(A run of records)
/---

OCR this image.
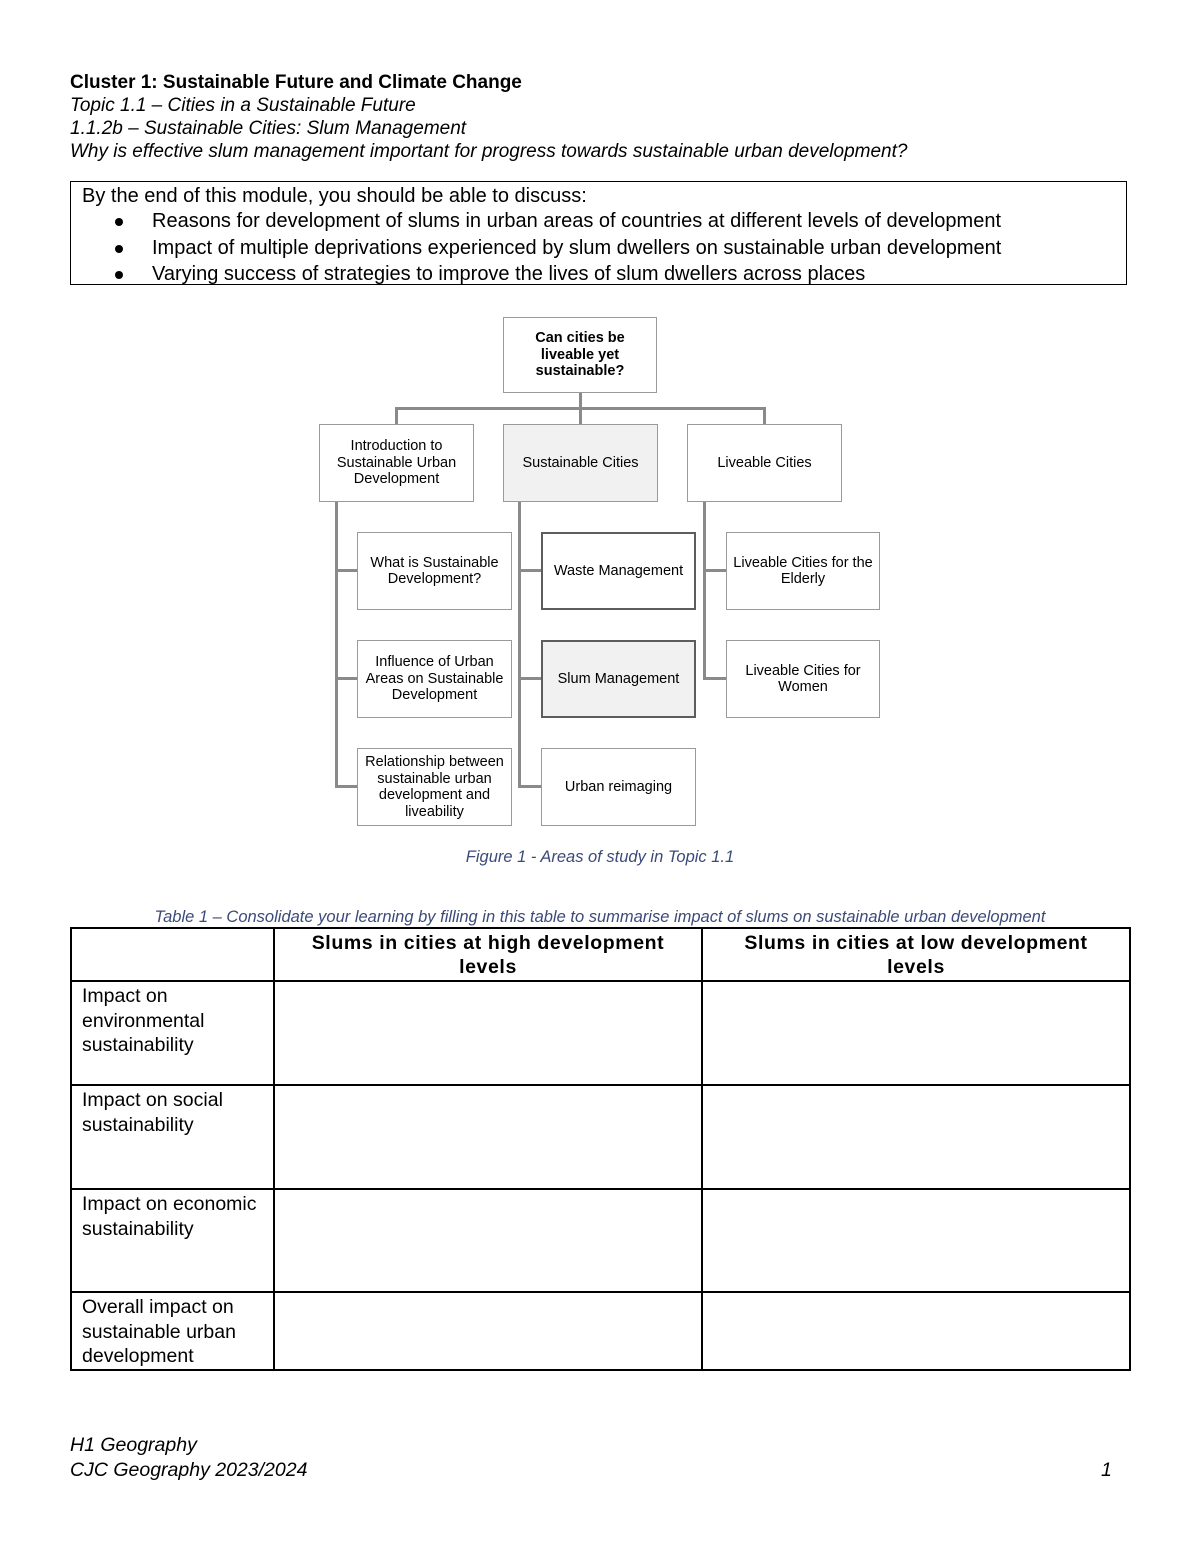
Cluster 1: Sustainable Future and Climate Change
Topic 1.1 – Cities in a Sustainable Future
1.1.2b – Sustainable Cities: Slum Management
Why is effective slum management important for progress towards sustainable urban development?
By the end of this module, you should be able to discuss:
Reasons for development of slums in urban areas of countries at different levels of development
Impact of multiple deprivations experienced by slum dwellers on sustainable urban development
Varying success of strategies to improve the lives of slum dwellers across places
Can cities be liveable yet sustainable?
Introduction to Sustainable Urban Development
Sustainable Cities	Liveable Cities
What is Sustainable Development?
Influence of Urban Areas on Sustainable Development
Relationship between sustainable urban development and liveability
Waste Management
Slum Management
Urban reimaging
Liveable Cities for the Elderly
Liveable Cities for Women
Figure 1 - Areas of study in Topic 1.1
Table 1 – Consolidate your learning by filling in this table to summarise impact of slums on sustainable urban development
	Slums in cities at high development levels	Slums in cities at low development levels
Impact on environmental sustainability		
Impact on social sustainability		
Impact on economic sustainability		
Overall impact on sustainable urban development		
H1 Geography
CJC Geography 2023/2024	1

\---
/---

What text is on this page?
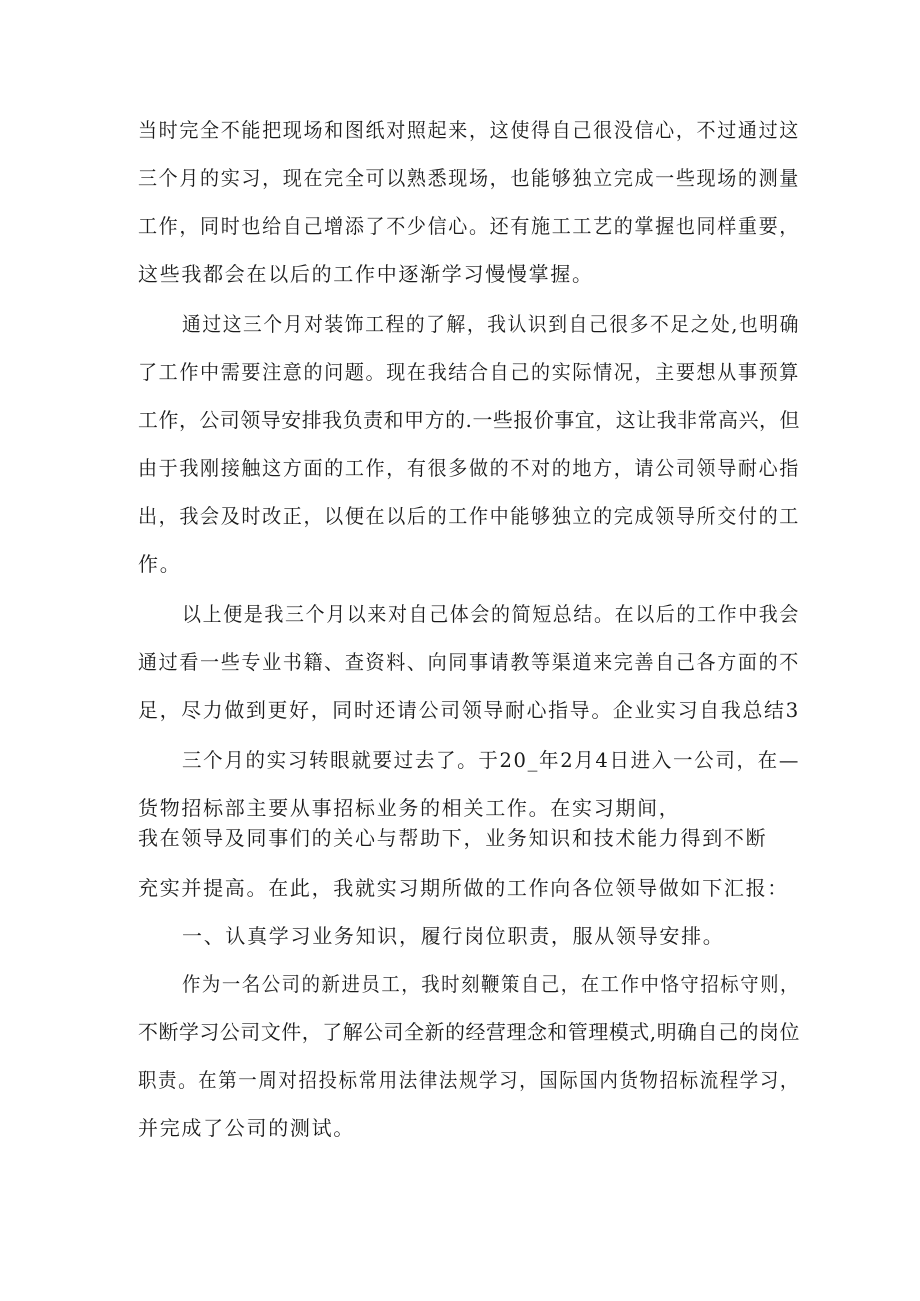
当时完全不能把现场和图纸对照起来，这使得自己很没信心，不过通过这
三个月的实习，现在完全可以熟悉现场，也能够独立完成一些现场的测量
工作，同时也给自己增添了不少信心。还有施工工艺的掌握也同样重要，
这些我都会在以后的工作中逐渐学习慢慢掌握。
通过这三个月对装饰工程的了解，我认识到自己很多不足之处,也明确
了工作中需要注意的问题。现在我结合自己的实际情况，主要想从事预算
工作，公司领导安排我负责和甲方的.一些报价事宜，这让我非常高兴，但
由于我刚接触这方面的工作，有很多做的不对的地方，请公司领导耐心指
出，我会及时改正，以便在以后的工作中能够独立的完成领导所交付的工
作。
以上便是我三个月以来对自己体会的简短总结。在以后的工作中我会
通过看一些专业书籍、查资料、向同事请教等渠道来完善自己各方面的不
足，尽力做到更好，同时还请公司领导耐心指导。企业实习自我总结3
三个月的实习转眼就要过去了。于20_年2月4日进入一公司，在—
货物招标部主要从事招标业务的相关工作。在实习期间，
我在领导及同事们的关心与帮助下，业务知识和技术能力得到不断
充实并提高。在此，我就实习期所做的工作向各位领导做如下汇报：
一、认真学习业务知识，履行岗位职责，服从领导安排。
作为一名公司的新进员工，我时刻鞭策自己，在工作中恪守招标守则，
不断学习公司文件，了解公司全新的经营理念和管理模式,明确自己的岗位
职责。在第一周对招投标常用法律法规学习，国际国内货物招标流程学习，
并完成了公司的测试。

\---

Scan the lines for the string "dwellers". Copy out each line that matches.

§ Complete answer:
Impact of multiple deprivations experienced by slum dwellers on sustainable urban development
Varying success of strategies to improve the lives of slum dwellers across places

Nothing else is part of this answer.